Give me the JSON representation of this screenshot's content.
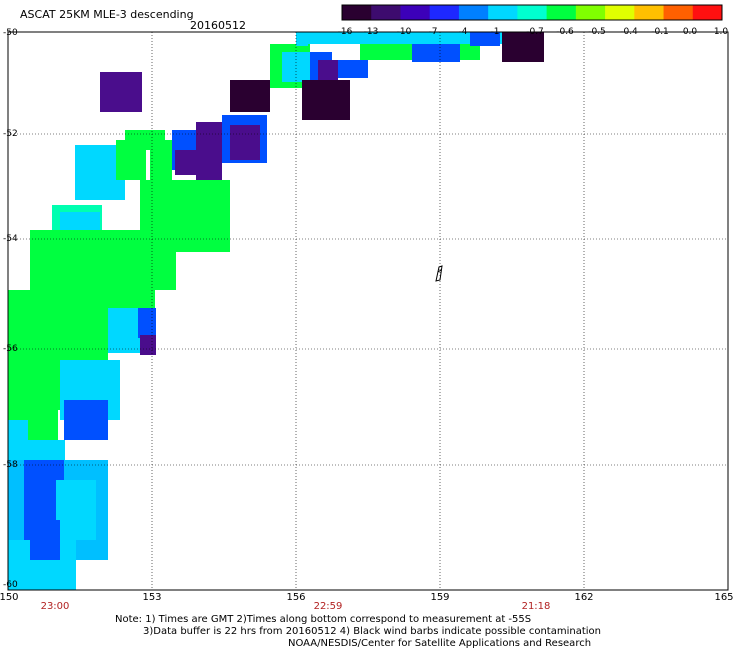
{
  "header": {
    "title": "ASCAT 25KM MLE-3 descending",
    "date": "20160512"
  },
  "colorbar": {
    "labels": [
      "-16",
      "-13",
      "-10",
      "-7",
      "-4",
      "-1",
      "-0.7",
      "-0.6",
      "-0.5",
      "-0.4",
      "-0.1",
      "0.0",
      "1.0"
    ],
    "colors": [
      "#2a0030",
      "#3d0b6e",
      "#3c00b9",
      "#1e28ff",
      "#0080ff",
      "#00d8ff",
      "#00ffd0",
      "#00ff40",
      "#80ff00",
      "#e0ff00",
      "#ffc000",
      "#ff6000",
      "#ff1010"
    ]
  },
  "axes": {
    "lat_labels": [
      "-50",
      "-52",
      "-54",
      "-56",
      "-58",
      "-60"
    ],
    "lon_labels": [
      "150",
      "153",
      "156",
      "159",
      "162",
      "165"
    ],
    "time_labels": [
      "23:00",
      "22:59",
      "21:18"
    ]
  },
  "notes": {
    "line1": "Note: 1) Times are GMT 2)Times along bottom correspond to measurement at -55S",
    "line2": "3)Data buffer is 22 hrs from 20160512 4) Black wind barbs indicate possible contamination",
    "line3": "NOAA/NESDIS/Center for Satellite Applications and Research"
  },
  "swath_colors": {
    "green": "#00ff40",
    "cyan": "#00d8ff",
    "lightblue": "#00bfff",
    "blue": "#0050ff",
    "purple": "#4a0d8c",
    "dark": "#2a0030",
    "teal": "#00ffb0"
  }
}
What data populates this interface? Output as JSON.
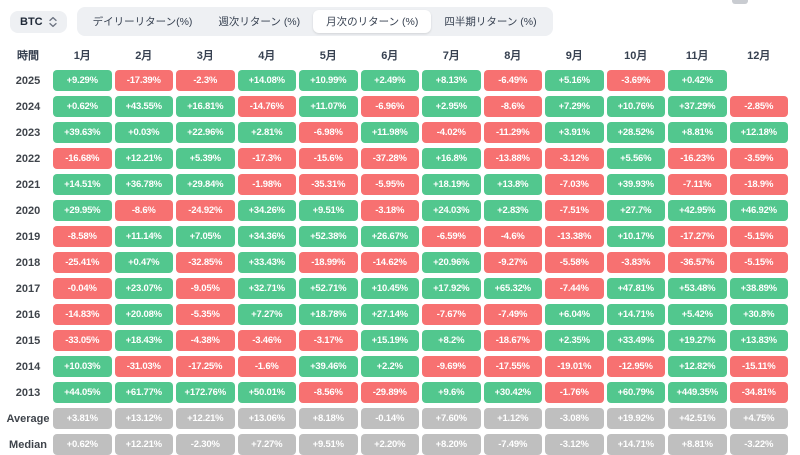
{
  "header": {
    "symbol": "BTC",
    "tabs": [
      {
        "label": "デイリーリターン(%)",
        "active": false
      },
      {
        "label": "週次リターン (%)",
        "active": false
      },
      {
        "label": "月次のリターン (%)",
        "active": true
      },
      {
        "label": "四半期リターン (%)",
        "active": false
      }
    ]
  },
  "colors": {
    "positive": "#52c78e",
    "negative": "#f77171",
    "summary": "#bfbfbf"
  },
  "chart_data": {
    "type": "heatmap",
    "columns": [
      "時間",
      "1月",
      "2月",
      "3月",
      "4月",
      "5月",
      "6月",
      "7月",
      "8月",
      "9月",
      "10月",
      "11月",
      "12月"
    ],
    "rows": [
      {
        "label": "2025",
        "values": [
          "+9.29%",
          "-17.39%",
          "-2.3%",
          "+14.08%",
          "+10.99%",
          "+2.49%",
          "+8.13%",
          "-6.49%",
          "+5.16%",
          "-3.69%",
          "+0.42%",
          ""
        ]
      },
      {
        "label": "2024",
        "values": [
          "+0.62%",
          "+43.55%",
          "+16.81%",
          "-14.76%",
          "+11.07%",
          "-6.96%",
          "+2.95%",
          "-8.6%",
          "+7.29%",
          "+10.76%",
          "+37.29%",
          "-2.85%"
        ]
      },
      {
        "label": "2023",
        "values": [
          "+39.63%",
          "+0.03%",
          "+22.96%",
          "+2.81%",
          "-6.98%",
          "+11.98%",
          "-4.02%",
          "-11.29%",
          "+3.91%",
          "+28.52%",
          "+8.81%",
          "+12.18%"
        ]
      },
      {
        "label": "2022",
        "values": [
          "-16.68%",
          "+12.21%",
          "+5.39%",
          "-17.3%",
          "-15.6%",
          "-37.28%",
          "+16.8%",
          "-13.88%",
          "-3.12%",
          "+5.56%",
          "-16.23%",
          "-3.59%"
        ]
      },
      {
        "label": "2021",
        "values": [
          "+14.51%",
          "+36.78%",
          "+29.84%",
          "-1.98%",
          "-35.31%",
          "-5.95%",
          "+18.19%",
          "+13.8%",
          "-7.03%",
          "+39.93%",
          "-7.11%",
          "-18.9%"
        ]
      },
      {
        "label": "2020",
        "values": [
          "+29.95%",
          "-8.6%",
          "-24.92%",
          "+34.26%",
          "+9.51%",
          "-3.18%",
          "+24.03%",
          "+2.83%",
          "-7.51%",
          "+27.7%",
          "+42.95%",
          "+46.92%"
        ]
      },
      {
        "label": "2019",
        "values": [
          "-8.58%",
          "+11.14%",
          "+7.05%",
          "+34.36%",
          "+52.38%",
          "+26.67%",
          "-6.59%",
          "-4.6%",
          "-13.38%",
          "+10.17%",
          "-17.27%",
          "-5.15%"
        ]
      },
      {
        "label": "2018",
        "values": [
          "-25.41%",
          "+0.47%",
          "-32.85%",
          "+33.43%",
          "-18.99%",
          "-14.62%",
          "+20.96%",
          "-9.27%",
          "-5.58%",
          "-3.83%",
          "-36.57%",
          "-5.15%"
        ]
      },
      {
        "label": "2017",
        "values": [
          "-0.04%",
          "+23.07%",
          "-9.05%",
          "+32.71%",
          "+52.71%",
          "+10.45%",
          "+17.92%",
          "+65.32%",
          "-7.44%",
          "+47.81%",
          "+53.48%",
          "+38.89%"
        ]
      },
      {
        "label": "2016",
        "values": [
          "-14.83%",
          "+20.08%",
          "-5.35%",
          "+7.27%",
          "+18.78%",
          "+27.14%",
          "-7.67%",
          "-7.49%",
          "+6.04%",
          "+14.71%",
          "+5.42%",
          "+30.8%"
        ]
      },
      {
        "label": "2015",
        "values": [
          "-33.05%",
          "+18.43%",
          "-4.38%",
          "-3.46%",
          "-3.17%",
          "+15.19%",
          "+8.2%",
          "-18.67%",
          "+2.35%",
          "+33.49%",
          "+19.27%",
          "+13.83%"
        ]
      },
      {
        "label": "2014",
        "values": [
          "+10.03%",
          "-31.03%",
          "-17.25%",
          "-1.6%",
          "+39.46%",
          "+2.2%",
          "-9.69%",
          "-17.55%",
          "-19.01%",
          "-12.95%",
          "+12.82%",
          "-15.11%"
        ]
      },
      {
        "label": "2013",
        "values": [
          "+44.05%",
          "+61.77%",
          "+172.76%",
          "+50.01%",
          "-8.56%",
          "-29.89%",
          "+9.6%",
          "+30.42%",
          "-1.76%",
          "+60.79%",
          "+449.35%",
          "-34.81%"
        ]
      },
      {
        "label": "Average",
        "summary": true,
        "values": [
          "+3.81%",
          "+13.12%",
          "+12.21%",
          "+13.06%",
          "+8.18%",
          "-0.14%",
          "+7.60%",
          "+1.12%",
          "-3.08%",
          "+19.92%",
          "+42.51%",
          "+4.75%"
        ]
      },
      {
        "label": "Median",
        "summary": true,
        "values": [
          "+0.62%",
          "+12.21%",
          "-2.30%",
          "+7.27%",
          "+9.51%",
          "+2.20%",
          "+8.20%",
          "-7.49%",
          "-3.12%",
          "+14.71%",
          "+8.81%",
          "-3.22%"
        ]
      }
    ]
  }
}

● **STATED GOAL**:
Search the material above for "this". Pull out each line where it shows up.

● **COMPLETED EXERCISE**:
Give me the JSON representation of this screenshot's content.
What data populates this interface? Output as JSON.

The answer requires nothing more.